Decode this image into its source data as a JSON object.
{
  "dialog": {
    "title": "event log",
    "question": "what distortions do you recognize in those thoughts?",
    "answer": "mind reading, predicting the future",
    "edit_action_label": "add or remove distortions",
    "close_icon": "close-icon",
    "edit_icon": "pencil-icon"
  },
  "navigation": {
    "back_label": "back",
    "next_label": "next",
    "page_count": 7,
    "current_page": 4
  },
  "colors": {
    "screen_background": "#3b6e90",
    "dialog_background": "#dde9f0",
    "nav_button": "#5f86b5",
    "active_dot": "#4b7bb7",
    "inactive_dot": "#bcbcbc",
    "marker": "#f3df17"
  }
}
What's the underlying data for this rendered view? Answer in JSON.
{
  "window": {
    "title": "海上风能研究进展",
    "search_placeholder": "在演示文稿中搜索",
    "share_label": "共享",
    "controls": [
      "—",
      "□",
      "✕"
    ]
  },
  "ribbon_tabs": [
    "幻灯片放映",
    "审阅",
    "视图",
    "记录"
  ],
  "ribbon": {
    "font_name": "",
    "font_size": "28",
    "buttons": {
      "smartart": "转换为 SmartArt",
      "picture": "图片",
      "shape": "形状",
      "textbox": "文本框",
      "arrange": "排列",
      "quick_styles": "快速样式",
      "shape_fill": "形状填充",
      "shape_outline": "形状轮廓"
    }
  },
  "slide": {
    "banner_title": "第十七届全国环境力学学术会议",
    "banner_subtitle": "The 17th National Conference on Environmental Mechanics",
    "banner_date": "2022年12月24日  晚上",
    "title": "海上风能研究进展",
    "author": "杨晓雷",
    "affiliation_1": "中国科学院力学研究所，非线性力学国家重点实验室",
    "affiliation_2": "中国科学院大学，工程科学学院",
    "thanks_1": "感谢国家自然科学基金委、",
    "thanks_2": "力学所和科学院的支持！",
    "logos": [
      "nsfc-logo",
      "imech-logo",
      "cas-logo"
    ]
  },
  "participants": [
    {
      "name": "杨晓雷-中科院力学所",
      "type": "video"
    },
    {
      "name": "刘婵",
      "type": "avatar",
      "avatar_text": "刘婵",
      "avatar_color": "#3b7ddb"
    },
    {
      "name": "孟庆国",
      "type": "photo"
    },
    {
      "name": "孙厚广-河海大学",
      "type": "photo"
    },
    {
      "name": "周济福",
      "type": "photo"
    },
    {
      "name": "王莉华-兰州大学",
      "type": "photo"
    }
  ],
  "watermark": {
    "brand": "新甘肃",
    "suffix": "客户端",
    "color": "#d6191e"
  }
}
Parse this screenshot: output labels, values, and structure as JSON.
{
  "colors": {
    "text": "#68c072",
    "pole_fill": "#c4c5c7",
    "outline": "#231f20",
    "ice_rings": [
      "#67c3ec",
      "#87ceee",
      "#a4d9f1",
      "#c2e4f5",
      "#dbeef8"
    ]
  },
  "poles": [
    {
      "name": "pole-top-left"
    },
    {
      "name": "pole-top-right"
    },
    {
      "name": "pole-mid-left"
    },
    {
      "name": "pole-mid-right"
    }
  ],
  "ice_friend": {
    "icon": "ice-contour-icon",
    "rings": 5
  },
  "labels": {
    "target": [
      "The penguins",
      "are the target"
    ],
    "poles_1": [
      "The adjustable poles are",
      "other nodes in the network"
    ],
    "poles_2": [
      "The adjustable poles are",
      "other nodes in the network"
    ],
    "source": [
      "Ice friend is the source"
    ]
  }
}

.....

* **Your instructions**:
Repeat the entries above exactly, leaving nothing out.

* **Answer to the problem**:
Decode this image into its source data as a JSON object.
{
  "dialog": {
    "title": "event log",
    "question": "what distortions do you recognize in those thoughts?",
    "answer": "mind reading, predicting the future",
    "edit_action_label": "add or remove distortions",
    "close_icon": "close-icon",
    "edit_icon": "pencil-icon"
  },
  "navigation": {
    "back_label": "back",
    "next_label": "next",
    "page_count": 7,
    "current_page": 4
  },
  "colors": {
    "screen_background": "#3b6e90",
    "dialog_background": "#dde9f0",
    "nav_button": "#5f86b5",
    "active_dot": "#4b7bb7",
    "inactive_dot": "#bcbcbc",
    "marker": "#f3df17"
  }
}
What's the underlying data for this rendered view? Answer in JSON.
{
  "window": {
    "title": "海上风能研究进展",
    "search_placeholder": "在演示文稿中搜索",
    "share_label": "共享",
    "controls": [
      "—",
      "□",
      "✕"
    ]
  },
  "ribbon_tabs": [
    "幻灯片放映",
    "审阅",
    "视图",
    "记录"
  ],
  "ribbon": {
    "font_name": "",
    "font_size": "28",
    "buttons": {
      "smartart": "转换为 SmartArt",
      "picture": "图片",
      "shape": "形状",
      "textbox": "文本框",
      "arrange": "排列",
      "quick_styles": "快速样式",
      "shape_fill": "形状填充",
      "shape_outline": "形状轮廓"
    }
  },
  "slide": {
    "banner_title": "第十七届全国环境力学学术会议",
    "banner_subtitle": "The 17th National Conference on Environmental Mechanics",
    "banner_date": "2022年12月24日  晚上",
    "title": "海上风能研究进展",
    "author": "杨晓雷",
    "affiliation_1": "中国科学院力学研究所，非线性力学国家重点实验室",
    "affiliation_2": "中国科学院大学，工程科学学院",
    "thanks_1": "感谢国家自然科学基金委、",
    "thanks_2": "力学所和科学院的支持！",
    "logos": [
      "nsfc-logo",
      "imech-logo",
      "cas-logo"
    ]
  },
  "participants": [
    {
      "name": "杨晓雷-中科院力学所",
      "type": "video"
    },
    {
      "name": "刘婵",
      "type": "avatar",
      "avatar_text": "刘婵",
      "avatar_color": "#3b7ddb"
    },
    {
      "name": "孟庆国",
      "type": "photo"
    },
    {
      "name": "孙厚广-河海大学",
      "type": "photo"
    },
    {
      "name": "周济福",
      "type": "photo"
    },
    {
      "name": "王莉华-兰州大学",
      "type": "photo"
    }
  ],
  "watermark": {
    "brand": "新甘肃",
    "suffix": "客户端",
    "color": "#d6191e"
  }
}
Parse this screenshot: output labels, values, and structure as JSON.
{
  "colors": {
    "text": "#68c072",
    "pole_fill": "#c4c5c7",
    "outline": "#231f20",
    "ice_rings": [
      "#67c3ec",
      "#87ceee",
      "#a4d9f1",
      "#c2e4f5",
      "#dbeef8"
    ]
  },
  "poles": [
    {
      "name": "pole-top-left"
    },
    {
      "name": "pole-top-right"
    },
    {
      "name": "pole-mid-left"
    },
    {
      "name": "pole-mid-right"
    }
  ],
  "ice_friend": {
    "icon": "ice-contour-icon",
    "rings": 5
  },
  "labels": {
    "target": [
      "The penguins",
      "are the target"
    ],
    "poles_1": [
      "The adjustable poles are",
      "other nodes in the network"
    ],
    "poles_2": [
      "The adjustable poles are",
      "other nodes in the network"
    ],
    "source": [
      "Ice friend is the source"
    ]
  }
}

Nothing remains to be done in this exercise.